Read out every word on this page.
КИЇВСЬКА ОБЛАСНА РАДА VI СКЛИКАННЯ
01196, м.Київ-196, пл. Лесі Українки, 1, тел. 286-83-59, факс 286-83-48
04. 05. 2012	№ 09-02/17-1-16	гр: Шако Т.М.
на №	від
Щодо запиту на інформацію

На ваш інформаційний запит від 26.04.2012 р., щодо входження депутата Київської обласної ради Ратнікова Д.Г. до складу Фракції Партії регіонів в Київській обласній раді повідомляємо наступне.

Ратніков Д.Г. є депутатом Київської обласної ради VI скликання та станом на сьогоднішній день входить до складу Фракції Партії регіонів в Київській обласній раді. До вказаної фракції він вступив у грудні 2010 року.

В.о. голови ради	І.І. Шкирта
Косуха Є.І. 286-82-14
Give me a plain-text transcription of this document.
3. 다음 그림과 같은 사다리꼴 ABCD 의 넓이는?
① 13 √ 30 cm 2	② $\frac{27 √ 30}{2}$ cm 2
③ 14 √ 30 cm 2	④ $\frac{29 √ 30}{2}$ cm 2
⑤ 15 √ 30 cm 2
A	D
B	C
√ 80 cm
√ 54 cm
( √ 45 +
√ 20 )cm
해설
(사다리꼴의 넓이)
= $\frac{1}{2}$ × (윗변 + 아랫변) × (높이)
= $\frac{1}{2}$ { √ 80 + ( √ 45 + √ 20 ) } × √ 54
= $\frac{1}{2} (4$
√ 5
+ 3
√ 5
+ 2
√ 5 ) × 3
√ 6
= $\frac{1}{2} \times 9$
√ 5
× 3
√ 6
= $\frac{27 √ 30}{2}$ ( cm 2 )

........

Copy out every line that includes the word "Київській".

На ваш інформаційний запит від 26.04.2012 р., щодо входження депутата Київської обласної ради Ратнікова Д.Г. до складу Фракції Партії регіонів в Київській обласній раді повідомляємо наступне.
Ратніков Д.Г. є депутатом Київської обласної ради VI скликання та станом на сьогоднішній день входить до складу Фракції Партії регіонів в Київській обласній раді. До вказаної фракції він вступив у грудні 2010 року.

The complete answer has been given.